## Aim
Only the pictures are left out: repeat the rest of the entries exactly.

[start Working data]

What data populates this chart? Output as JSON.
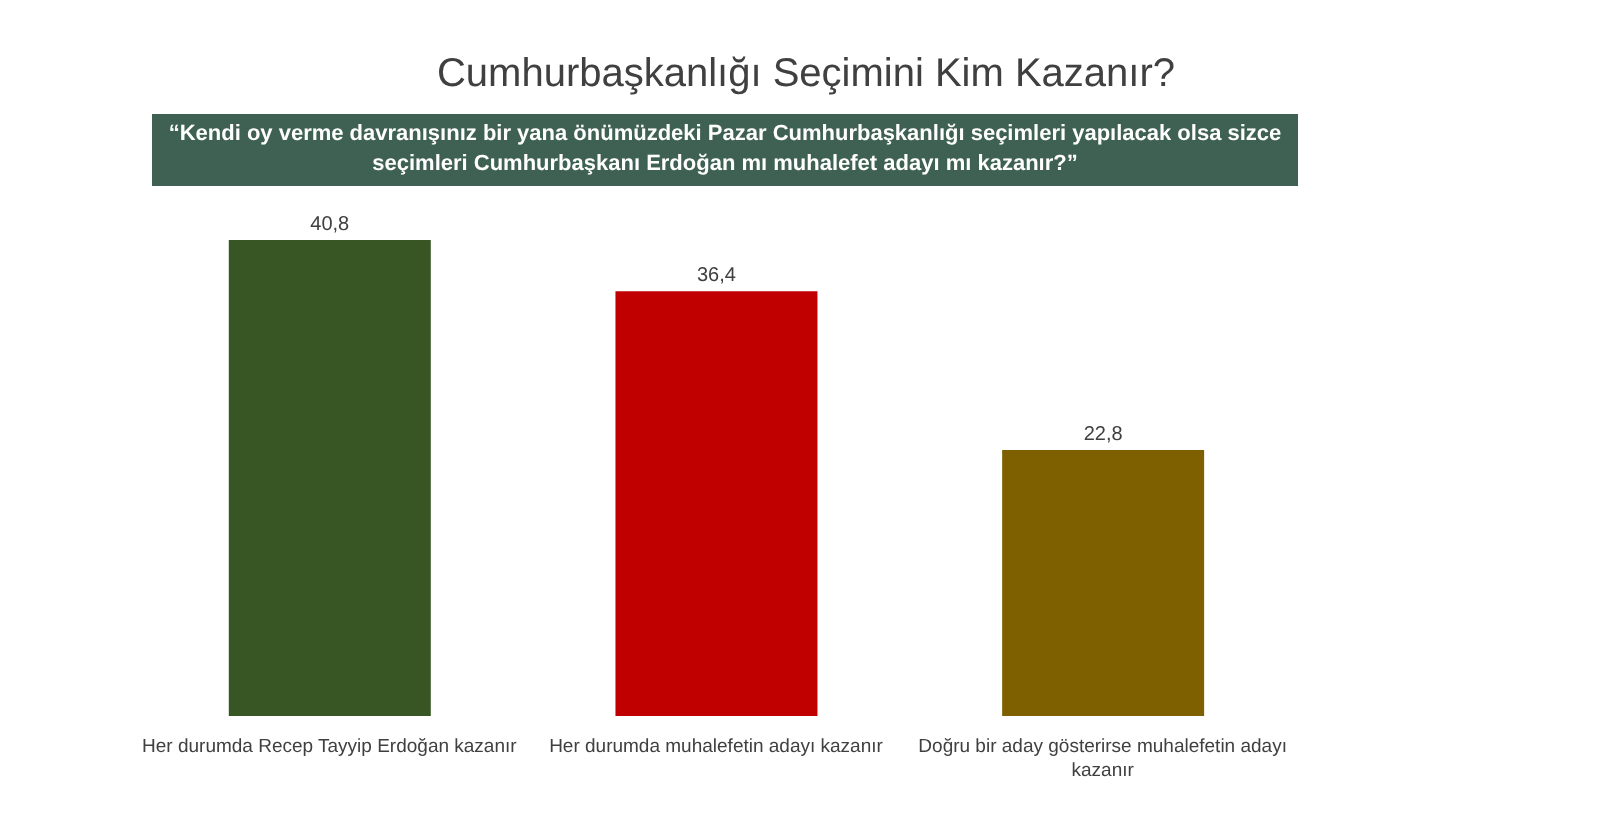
{
  "chart_data": {
    "type": "bar",
    "title": "Cumhurbaşkanlığı Seçimini Kim Kazanır?",
    "subtitle": "“Kendi oy verme davranışınız bir yana önümüzdeki Pazar Cumhurbaşkanlığı seçimleri yapılacak olsa sizce seçimleri Cumhurbaşkanı Erdoğan mı muhalefet adayı mı kazanır?”",
    "categories": [
      "Her durumda Recep Tayyip Erdoğan kazanır",
      "Her durumda muhalefetin adayı kazanır",
      "Doğru bir aday gösterirse muhalefetin adayı kazanır"
    ],
    "values": [
      40.8,
      36.4,
      22.8
    ],
    "colors": [
      "#375623",
      "#c00000",
      "#7f6000"
    ],
    "value_labels": [
      "40,8",
      "36,4",
      "22,8"
    ],
    "grid": false,
    "legend": false
  }
}
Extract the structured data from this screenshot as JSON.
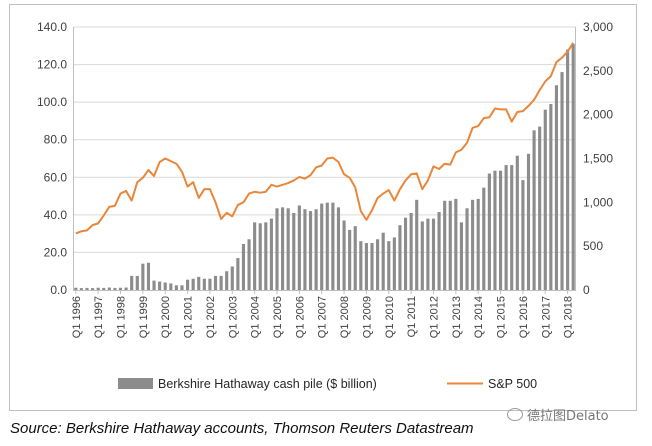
{
  "chart_data": {
    "type": "bar+line",
    "title": "",
    "xlabel": "",
    "ylabel": "",
    "y_left": {
      "min": 0,
      "max": 140,
      "step": 20,
      "tick_labels": [
        "0.0",
        "20.0",
        "40.0",
        "60.0",
        "80.0",
        "100.0",
        "120.0",
        "140.0"
      ]
    },
    "y_right": {
      "min": 0,
      "max": 3000,
      "step": 500,
      "tick_labels": [
        "0",
        "500",
        "1,000",
        "1,500",
        "2,000",
        "2,500",
        "3,000"
      ]
    },
    "x_tick_labels": [
      "Q1 1996",
      "Q1 1997",
      "Q1 1998",
      "Q1 1999",
      "Q1 2000",
      "Q1 2001",
      "Q1 2002",
      "Q1 2003",
      "Q1 2004",
      "Q1 2005",
      "Q1 2006",
      "Q1 2007",
      "Q1 2008",
      "Q1 2009",
      "Q1 2010",
      "Q1 2011",
      "Q1 2012",
      "Q1 2013",
      "Q1 2014",
      "Q1 2015",
      "Q1 2016",
      "Q1 2017",
      "Q1 2018"
    ],
    "gridlines": true,
    "legend_position": "bottom",
    "series": [
      {
        "name": "Berkshire Hathaway cash pile ($ billion)",
        "type": "bar",
        "axis": "left",
        "color": "#8c8c8c",
        "values": [
          1.2,
          1.0,
          1.1,
          1.0,
          1.2,
          1.1,
          1.3,
          1.1,
          1.2,
          1.3,
          7.5,
          7.5,
          14.0,
          14.5,
          5.0,
          4.5,
          4.0,
          3.5,
          2.5,
          2.5,
          5.5,
          6.0,
          7.0,
          6.0,
          6.0,
          7.5,
          7.5,
          10.0,
          12.5,
          17.0,
          24.5,
          27.0,
          36.0,
          35.5,
          36.0,
          38.0,
          43.5,
          44.0,
          43.5,
          41.0,
          45.0,
          43.0,
          42.0,
          43.0,
          46.0,
          46.5,
          46.5,
          44.0,
          37.0,
          32.0,
          34.0,
          26.0,
          25.0,
          25.0,
          27.0,
          30.5,
          26.0,
          28.0,
          34.5,
          38.5,
          41.0,
          48.0,
          36.5,
          38.0,
          38.0,
          41.5,
          47.5,
          47.5,
          48.5,
          36.0,
          43.5,
          48.0,
          48.5,
          54.5,
          62.0,
          63.5,
          63.5,
          66.5,
          66.5,
          71.5,
          58.5,
          72.5,
          85.0,
          87.0,
          96.0,
          99.0,
          109.0,
          116.0,
          128.0,
          131.0
        ]
      },
      {
        "name": "S&P 500",
        "type": "line",
        "axis": "right",
        "color": "#e8873a",
        "values": [
          645,
          670,
          680,
          740,
          760,
          850,
          950,
          960,
          1100,
          1130,
          1020,
          1230,
          1280,
          1370,
          1300,
          1460,
          1500,
          1470,
          1440,
          1350,
          1180,
          1230,
          1050,
          1150,
          1150,
          1000,
          810,
          880,
          840,
          970,
          1000,
          1100,
          1120,
          1110,
          1120,
          1200,
          1180,
          1200,
          1220,
          1250,
          1290,
          1270,
          1310,
          1400,
          1420,
          1500,
          1510,
          1460,
          1320,
          1280,
          1170,
          900,
          800,
          910,
          1050,
          1100,
          1140,
          1020,
          1150,
          1250,
          1320,
          1330,
          1150,
          1250,
          1410,
          1380,
          1440,
          1430,
          1570,
          1600,
          1680,
          1850,
          1870,
          1960,
          1970,
          2070,
          2060,
          2060,
          1920,
          2030,
          2040,
          2100,
          2170,
          2280,
          2380,
          2440,
          2600,
          2650,
          2720,
          2820
        ]
      }
    ]
  },
  "source_note": "Source: Berkshire Hathaway accounts, Thomson Reuters Datastream",
  "watermark": "德拉图Delato"
}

[end Working data]

## Response
What data populates this chart? Output as JSON.
{
  "chart_data": {
    "type": "bar",
    "title": "Cumhurbaşkanlığı Seçimini Kim Kazanır?",
    "subtitle": "“Kendi oy verme davranışınız bir yana önümüzdeki Pazar Cumhurbaşkanlığı seçimleri yapılacak olsa sizce seçimleri Cumhurbaşkanı Erdoğan mı muhalefet adayı mı kazanır?”",
    "categories": [
      "Her durumda Recep Tayyip Erdoğan kazanır",
      "Her durumda muhalefetin adayı kazanır",
      "Doğru bir aday gösterirse muhalefetin adayı kazanır"
    ],
    "values": [
      40.8,
      36.4,
      22.8
    ],
    "colors": [
      "#375623",
      "#c00000",
      "#7f6000"
    ],
    "value_labels": [
      "40,8",
      "36,4",
      "22,8"
    ],
    "grid": false,
    "legend": false
  }
}
Extract the structured data from this screenshot as JSON.
{
  "chart_data": {
    "type": "bar+line",
    "title": "",
    "xlabel": "",
    "ylabel": "",
    "y_left": {
      "min": 0,
      "max": 140,
      "step": 20,
      "tick_labels": [
        "0.0",
        "20.0",
        "40.0",
        "60.0",
        "80.0",
        "100.0",
        "120.0",
        "140.0"
      ]
    },
    "y_right": {
      "min": 0,
      "max": 3000,
      "step": 500,
      "tick_labels": [
        "0",
        "500",
        "1,000",
        "1,500",
        "2,000",
        "2,500",
        "3,000"
      ]
    },
    "x_tick_labels": [
      "Q1 1996",
      "Q1 1997",
      "Q1 1998",
      "Q1 1999",
      "Q1 2000",
      "Q1 2001",
      "Q1 2002",
      "Q1 2003",
      "Q1 2004",
      "Q1 2005",
      "Q1 2006",
      "Q1 2007",
      "Q1 2008",
      "Q1 2009",
      "Q1 2010",
      "Q1 2011",
      "Q1 2012",
      "Q1 2013",
      "Q1 2014",
      "Q1 2015",
      "Q1 2016",
      "Q1 2017",
      "Q1 2018"
    ],
    "gridlines": true,
    "legend_position": "bottom",
    "series": [
      {
        "name": "Berkshire Hathaway cash pile ($ billion)",
        "type": "bar",
        "axis": "left",
        "color": "#8c8c8c",
        "values": [
          1.2,
          1.0,
          1.1,
          1.0,
          1.2,
          1.1,
          1.3,
          1.1,
          1.2,
          1.3,
          7.5,
          7.5,
          14.0,
          14.5,
          5.0,
          4.5,
          4.0,
          3.5,
          2.5,
          2.5,
          5.5,
          6.0,
          7.0,
          6.0,
          6.0,
          7.5,
          7.5,
          10.0,
          12.5,
          17.0,
          24.5,
          27.0,
          36.0,
          35.5,
          36.0,
          38.0,
          43.5,
          44.0,
          43.5,
          41.0,
          45.0,
          43.0,
          42.0,
          43.0,
          46.0,
          46.5,
          46.5,
          44.0,
          37.0,
          32.0,
          34.0,
          26.0,
          25.0,
          25.0,
          27.0,
          30.5,
          26.0,
          28.0,
          34.5,
          38.5,
          41.0,
          48.0,
          36.5,
          38.0,
          38.0,
          41.5,
          47.5,
          47.5,
          48.5,
          36.0,
          43.5,
          48.0,
          48.5,
          54.5,
          62.0,
          63.5,
          63.5,
          66.5,
          66.5,
          71.5,
          58.5,
          72.5,
          85.0,
          87.0,
          96.0,
          99.0,
          109.0,
          116.0,
          128.0,
          131.0
        ]
      },
      {
        "name": "S&P 500",
        "type": "line",
        "axis": "right",
        "color": "#e8873a",
        "values": [
          645,
          670,
          680,
          740,
          760,
          850,
          950,
          960,
          1100,
          1130,
          1020,
          1230,
          1280,
          1370,
          1300,
          1460,
          1500,
          1470,
          1440,
          1350,
          1180,
          1230,
          1050,
          1150,
          1150,
          1000,
          810,
          880,
          840,
          970,
          1000,
          1100,
          1120,
          1110,
          1120,
          1200,
          1180,
          1200,
          1220,
          1250,
          1290,
          1270,
          1310,
          1400,
          1420,
          1500,
          1510,
          1460,
          1320,
          1280,
          1170,
          900,
          800,
          910,
          1050,
          1100,
          1140,
          1020,
          1150,
          1250,
          1320,
          1330,
          1150,
          1250,
          1410,
          1380,
          1440,
          1430,
          1570,
          1600,
          1680,
          1850,
          1870,
          1960,
          1970,
          2070,
          2060,
          2060,
          1920,
          2030,
          2040,
          2100,
          2170,
          2280,
          2380,
          2440,
          2600,
          2650,
          2720,
          2820
        ]
      }
    ]
  },
  "source_note": "Source: Berkshire Hathaway accounts, Thomson Reuters Datastream",
  "watermark": "德拉图Delato"
}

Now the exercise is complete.